● Work instructions: Transcribe every entry below word for word, but skip the pictures.

----------------

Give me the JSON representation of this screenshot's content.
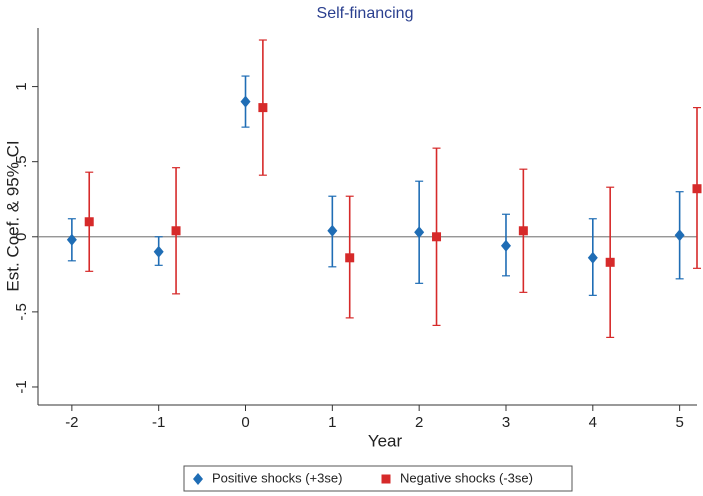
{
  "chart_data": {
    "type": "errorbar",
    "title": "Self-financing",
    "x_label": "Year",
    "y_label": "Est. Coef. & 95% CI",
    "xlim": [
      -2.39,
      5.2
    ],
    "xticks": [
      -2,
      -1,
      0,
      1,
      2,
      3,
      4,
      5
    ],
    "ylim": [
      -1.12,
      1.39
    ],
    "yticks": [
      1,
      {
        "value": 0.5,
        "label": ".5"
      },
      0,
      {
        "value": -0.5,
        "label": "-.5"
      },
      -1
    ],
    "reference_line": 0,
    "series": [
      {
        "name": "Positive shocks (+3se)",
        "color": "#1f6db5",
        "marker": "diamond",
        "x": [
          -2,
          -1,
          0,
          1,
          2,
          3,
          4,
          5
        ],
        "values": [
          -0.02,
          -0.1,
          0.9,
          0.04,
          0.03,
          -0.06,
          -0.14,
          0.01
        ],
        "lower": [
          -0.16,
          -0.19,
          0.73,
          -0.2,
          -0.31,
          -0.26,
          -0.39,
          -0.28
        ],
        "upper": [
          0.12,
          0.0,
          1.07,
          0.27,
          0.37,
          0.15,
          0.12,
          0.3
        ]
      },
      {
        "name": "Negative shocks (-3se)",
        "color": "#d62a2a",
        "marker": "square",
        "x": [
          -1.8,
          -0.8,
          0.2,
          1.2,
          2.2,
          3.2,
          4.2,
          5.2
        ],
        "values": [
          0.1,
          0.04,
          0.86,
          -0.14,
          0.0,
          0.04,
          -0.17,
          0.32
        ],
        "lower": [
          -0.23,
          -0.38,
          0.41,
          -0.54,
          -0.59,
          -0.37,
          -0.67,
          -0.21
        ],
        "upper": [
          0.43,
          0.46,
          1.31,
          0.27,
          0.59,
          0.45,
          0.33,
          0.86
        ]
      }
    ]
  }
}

----------------

● Answer to the problem:
Give me the JSON representation of this screenshot's content.
{
  "chart_data": {
    "type": "errorbar",
    "title": "Self-financing",
    "x_label": "Year",
    "y_label": "Est. Coef. & 95% CI",
    "xlim": [
      -2.39,
      5.2
    ],
    "xticks": [
      -2,
      -1,
      0,
      1,
      2,
      3,
      4,
      5
    ],
    "ylim": [
      -1.12,
      1.39
    ],
    "yticks": [
      1,
      {
        "value": 0.5,
        "label": ".5"
      },
      0,
      {
        "value": -0.5,
        "label": "-.5"
      },
      -1
    ],
    "reference_line": 0,
    "series": [
      {
        "name": "Positive shocks (+3se)",
        "color": "#1f6db5",
        "marker": "diamond",
        "x": [
          -2,
          -1,
          0,
          1,
          2,
          3,
          4,
          5
        ],
        "values": [
          -0.02,
          -0.1,
          0.9,
          0.04,
          0.03,
          -0.06,
          -0.14,
          0.01
        ],
        "lower": [
          -0.16,
          -0.19,
          0.73,
          -0.2,
          -0.31,
          -0.26,
          -0.39,
          -0.28
        ],
        "upper": [
          0.12,
          0.0,
          1.07,
          0.27,
          0.37,
          0.15,
          0.12,
          0.3
        ]
      },
      {
        "name": "Negative shocks (-3se)",
        "color": "#d62a2a",
        "marker": "square",
        "x": [
          -1.8,
          -0.8,
          0.2,
          1.2,
          2.2,
          3.2,
          4.2,
          5.2
        ],
        "values": [
          0.1,
          0.04,
          0.86,
          -0.14,
          0.0,
          0.04,
          -0.17,
          0.32
        ],
        "lower": [
          -0.23,
          -0.38,
          0.41,
          -0.54,
          -0.59,
          -0.37,
          -0.67,
          -0.21
        ],
        "upper": [
          0.43,
          0.46,
          1.31,
          0.27,
          0.59,
          0.45,
          0.33,
          0.86
        ]
      }
    ]
  }
}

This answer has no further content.